### [REQUIRED TASK]
Search the material and gather each line with "Tropical" in it.

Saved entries

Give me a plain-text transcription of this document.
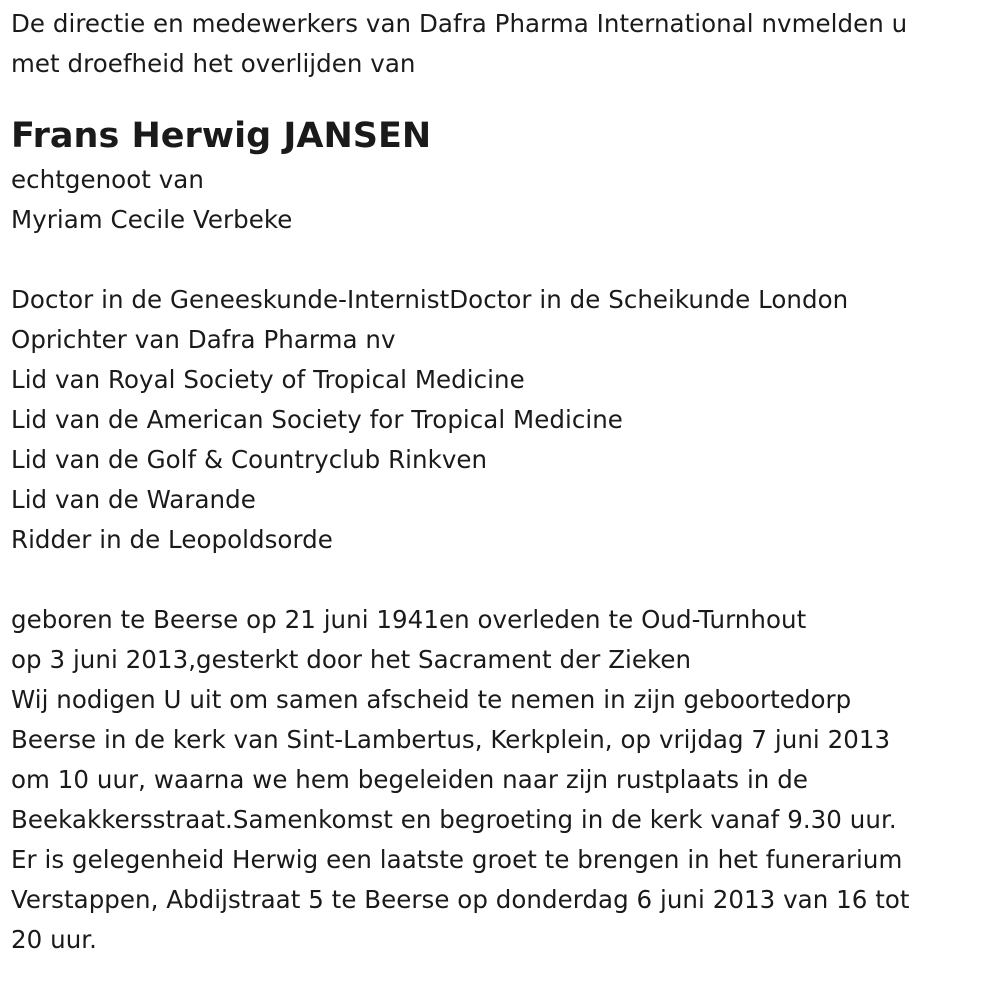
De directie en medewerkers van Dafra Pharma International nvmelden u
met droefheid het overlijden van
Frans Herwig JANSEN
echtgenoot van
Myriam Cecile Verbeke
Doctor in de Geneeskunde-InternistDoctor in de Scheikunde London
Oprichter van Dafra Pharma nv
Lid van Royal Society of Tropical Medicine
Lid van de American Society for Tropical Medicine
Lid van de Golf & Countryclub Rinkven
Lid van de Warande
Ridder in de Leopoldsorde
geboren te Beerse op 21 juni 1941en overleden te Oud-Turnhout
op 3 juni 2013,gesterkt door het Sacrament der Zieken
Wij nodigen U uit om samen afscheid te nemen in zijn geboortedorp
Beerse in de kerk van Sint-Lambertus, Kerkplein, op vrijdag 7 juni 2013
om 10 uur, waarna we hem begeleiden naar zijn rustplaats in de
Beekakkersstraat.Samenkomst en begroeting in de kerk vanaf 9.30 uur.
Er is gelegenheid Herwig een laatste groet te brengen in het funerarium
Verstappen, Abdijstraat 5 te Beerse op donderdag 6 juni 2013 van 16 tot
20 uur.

==

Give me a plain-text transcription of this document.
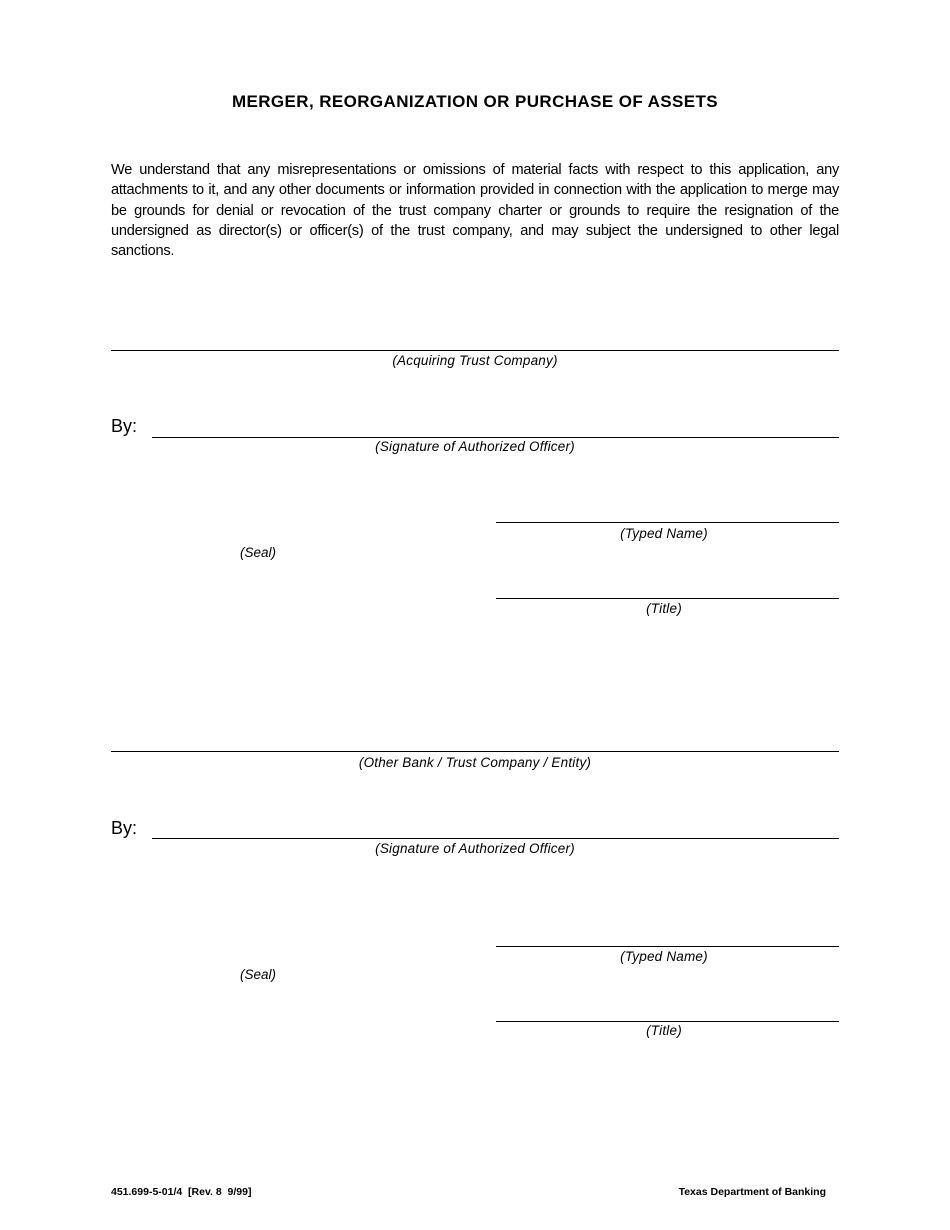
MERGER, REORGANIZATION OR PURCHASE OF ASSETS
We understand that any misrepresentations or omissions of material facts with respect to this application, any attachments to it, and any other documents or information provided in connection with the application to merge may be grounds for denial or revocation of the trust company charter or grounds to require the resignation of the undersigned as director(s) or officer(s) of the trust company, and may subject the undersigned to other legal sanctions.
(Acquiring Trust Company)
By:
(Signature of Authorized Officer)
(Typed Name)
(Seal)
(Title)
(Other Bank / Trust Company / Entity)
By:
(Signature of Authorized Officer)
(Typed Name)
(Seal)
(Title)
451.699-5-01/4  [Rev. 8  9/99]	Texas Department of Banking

### [EXERCISE OUTPUT]
Lid van Royal Society of Tropical Medicine
Lid van de American Society for Tropical Medicine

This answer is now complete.